-- START ITEMS --

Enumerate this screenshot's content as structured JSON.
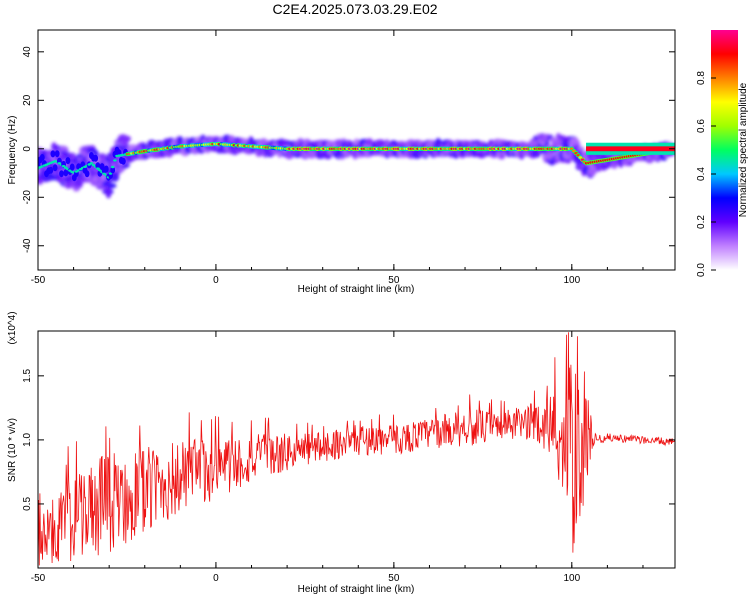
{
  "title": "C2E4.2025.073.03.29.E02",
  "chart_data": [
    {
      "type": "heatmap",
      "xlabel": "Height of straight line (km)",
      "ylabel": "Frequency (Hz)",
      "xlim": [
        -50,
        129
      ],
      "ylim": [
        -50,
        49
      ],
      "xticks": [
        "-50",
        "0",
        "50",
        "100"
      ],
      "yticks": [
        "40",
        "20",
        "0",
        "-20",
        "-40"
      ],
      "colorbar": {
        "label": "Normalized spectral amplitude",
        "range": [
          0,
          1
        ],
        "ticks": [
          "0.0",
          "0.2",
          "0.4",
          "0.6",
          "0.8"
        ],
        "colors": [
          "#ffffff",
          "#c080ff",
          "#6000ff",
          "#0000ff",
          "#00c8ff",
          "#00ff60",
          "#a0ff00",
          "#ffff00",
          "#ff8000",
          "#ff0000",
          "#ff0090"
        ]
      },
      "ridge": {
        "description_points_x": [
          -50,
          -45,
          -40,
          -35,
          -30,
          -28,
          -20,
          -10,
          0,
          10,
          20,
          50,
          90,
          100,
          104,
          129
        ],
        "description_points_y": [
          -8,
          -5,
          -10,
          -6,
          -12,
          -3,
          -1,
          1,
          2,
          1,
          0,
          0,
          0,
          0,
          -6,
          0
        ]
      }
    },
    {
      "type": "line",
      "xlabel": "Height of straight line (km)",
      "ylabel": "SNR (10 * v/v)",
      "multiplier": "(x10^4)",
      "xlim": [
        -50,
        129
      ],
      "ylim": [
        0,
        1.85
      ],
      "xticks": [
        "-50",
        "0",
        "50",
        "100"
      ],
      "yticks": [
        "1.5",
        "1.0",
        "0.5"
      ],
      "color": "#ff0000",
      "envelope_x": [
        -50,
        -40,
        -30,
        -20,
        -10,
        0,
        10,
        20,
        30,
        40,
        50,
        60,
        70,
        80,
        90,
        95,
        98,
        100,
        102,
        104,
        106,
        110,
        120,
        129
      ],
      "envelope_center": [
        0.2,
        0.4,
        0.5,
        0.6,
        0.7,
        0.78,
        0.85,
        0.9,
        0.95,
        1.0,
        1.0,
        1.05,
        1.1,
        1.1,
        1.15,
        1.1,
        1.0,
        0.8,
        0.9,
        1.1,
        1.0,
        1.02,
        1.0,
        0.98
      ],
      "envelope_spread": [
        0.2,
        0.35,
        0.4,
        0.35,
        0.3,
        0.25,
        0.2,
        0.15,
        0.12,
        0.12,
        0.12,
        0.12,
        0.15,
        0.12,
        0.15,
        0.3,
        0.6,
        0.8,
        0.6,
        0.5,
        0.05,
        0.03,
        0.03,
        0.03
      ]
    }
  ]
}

-- END ITEMS --

## THE REQUEST
Write the records out again in full, exactly, and skip every picture.

## SOLUTION FOR THIS TASK
Enumerate this screenshot's content as structured JSON.
{
  "title": "C2E4.2025.073.03.29.E02",
  "chart_data": [
    {
      "type": "heatmap",
      "xlabel": "Height of straight line (km)",
      "ylabel": "Frequency (Hz)",
      "xlim": [
        -50,
        129
      ],
      "ylim": [
        -50,
        49
      ],
      "xticks": [
        "-50",
        "0",
        "50",
        "100"
      ],
      "yticks": [
        "40",
        "20",
        "0",
        "-20",
        "-40"
      ],
      "colorbar": {
        "label": "Normalized spectral amplitude",
        "range": [
          0,
          1
        ],
        "ticks": [
          "0.0",
          "0.2",
          "0.4",
          "0.6",
          "0.8"
        ],
        "colors": [
          "#ffffff",
          "#c080ff",
          "#6000ff",
          "#0000ff",
          "#00c8ff",
          "#00ff60",
          "#a0ff00",
          "#ffff00",
          "#ff8000",
          "#ff0000",
          "#ff0090"
        ]
      },
      "ridge": {
        "description_points_x": [
          -50,
          -45,
          -40,
          -35,
          -30,
          -28,
          -20,
          -10,
          0,
          10,
          20,
          50,
          90,
          100,
          104,
          129
        ],
        "description_points_y": [
          -8,
          -5,
          -10,
          -6,
          -12,
          -3,
          -1,
          1,
          2,
          1,
          0,
          0,
          0,
          0,
          -6,
          0
        ]
      }
    },
    {
      "type": "line",
      "xlabel": "Height of straight line (km)",
      "ylabel": "SNR (10 * v/v)",
      "multiplier": "(x10^4)",
      "xlim": [
        -50,
        129
      ],
      "ylim": [
        0,
        1.85
      ],
      "xticks": [
        "-50",
        "0",
        "50",
        "100"
      ],
      "yticks": [
        "1.5",
        "1.0",
        "0.5"
      ],
      "color": "#ff0000",
      "envelope_x": [
        -50,
        -40,
        -30,
        -20,
        -10,
        0,
        10,
        20,
        30,
        40,
        50,
        60,
        70,
        80,
        90,
        95,
        98,
        100,
        102,
        104,
        106,
        110,
        120,
        129
      ],
      "envelope_center": [
        0.2,
        0.4,
        0.5,
        0.6,
        0.7,
        0.78,
        0.85,
        0.9,
        0.95,
        1.0,
        1.0,
        1.05,
        1.1,
        1.1,
        1.15,
        1.1,
        1.0,
        0.8,
        0.9,
        1.1,
        1.0,
        1.02,
        1.0,
        0.98
      ],
      "envelope_spread": [
        0.2,
        0.35,
        0.4,
        0.35,
        0.3,
        0.25,
        0.2,
        0.15,
        0.12,
        0.12,
        0.12,
        0.12,
        0.15,
        0.12,
        0.15,
        0.3,
        0.6,
        0.8,
        0.6,
        0.5,
        0.05,
        0.03,
        0.03,
        0.03
      ]
    }
  ]
}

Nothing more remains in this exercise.